* **Task**
Examine each line of the data. Copy those that contain the string "poradenství".

----

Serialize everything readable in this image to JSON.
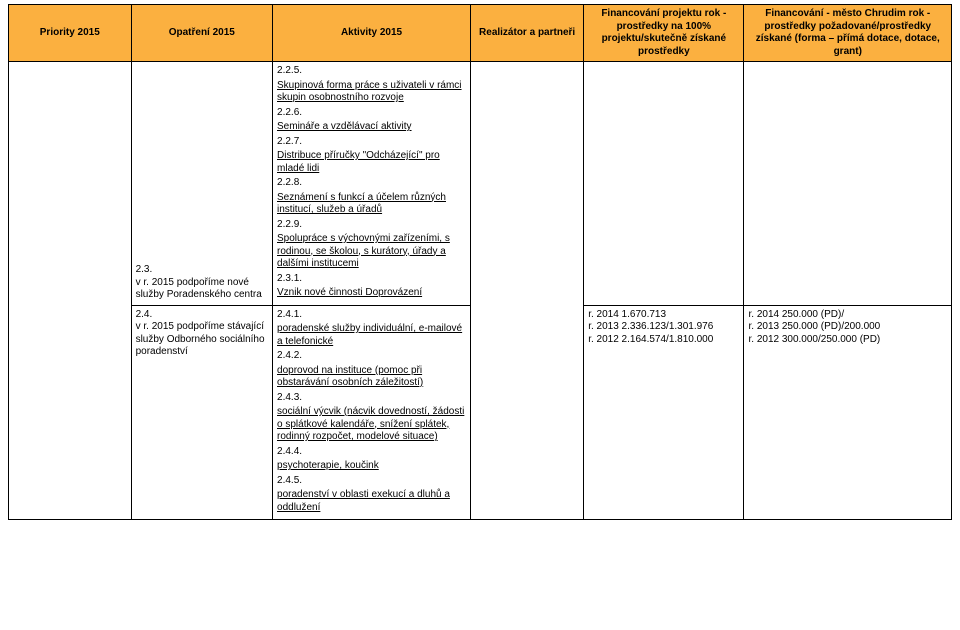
{
  "header": {
    "bg": "#fbb040",
    "cols": [
      "Priority 2015",
      "Opatření 2015",
      "Aktivity 2015",
      "Realizátor a partneři",
      "Financování projektu rok - prostředky na 100% projektu/skutečně získané prostředky",
      "Financování - město Chrudim               rok - prostředky požadované/prostředky získané (forma – přímá dotace, dotace, grant)"
    ]
  },
  "activities": {
    "a225_num": "2.2.5.",
    "a225_txt": "Skupinová forma práce s uživateli v rámci skupin osobnostního rozvoje",
    "a226_num": "2.2.6.",
    "a226_txt": "Semináře a vzdělávací aktivity",
    "a227_num": "2.2.7.",
    "a227_txt": "Distribuce příručky \"Odcházející\" pro mladé lidi",
    "a228_num": "2.2.8.",
    "a228_txt": "Seznámení s funkcí a účelem různých institucí, služeb a úřadů",
    "a229_num": "2.2.9.",
    "a229_txt": "Spolupráce s výchovnými zařízeními, s rodinou, se školou, s kurátory, úřady a dalšími institucemi",
    "a231_num": "2.3.1.",
    "a231_txt": "Vznik nové činnosti Doprovázení",
    "a241_num": "2.4.1.",
    "a241_txt": "poradenské služby individuální, e-mailové a telefonické",
    "a242_num": "2.4.2.",
    "a242_txt": "doprovod na instituce (pomoc při obstarávání osobních záležitostí)",
    "a243_num": "2.4.3.",
    "a243_txt": "sociální výcvik (nácvik dovedností, žádosti o splátkové kalendáře, snížení splátek, rodinný rozpočet, modelové situace)",
    "a244_num": "2.4.4.",
    "a244_txt": "psychoterapie, koučink",
    "a245_num": "2.4.5.",
    "a245_txt": "poradenství v oblasti exekucí a dluhů a oddlužení"
  },
  "measures": {
    "m23_num": "2.3.",
    "m23_txt": "v r. 2015 podpoříme nové služby Poradenského centra",
    "m24_num": "2.4.",
    "m24_txt": "v r. 2015 podpoříme stávající služby Odborného sociálního poradenství"
  },
  "financing_left": {
    "l1": "r. 2014  1.670.713",
    "l2": "r. 2013  2.336.123/1.301.976",
    "l3": "r. 2012  2.164.574/1.810.000"
  },
  "financing_right": {
    "r1": "r. 2014  250.000 (PD)/",
    "r2": "r. 2013  250.000 (PD)/200.000",
    "r3": "r. 2012  300.000/250.000 (PD)"
  }
}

----

* **Output of the exercise**
    "a245_txt": "poradenství v oblasti exekucí a dluhů a oddlužení"
    "m24_txt": "v r. 2015 podpoříme stávající služby Odborného sociálního poradenství"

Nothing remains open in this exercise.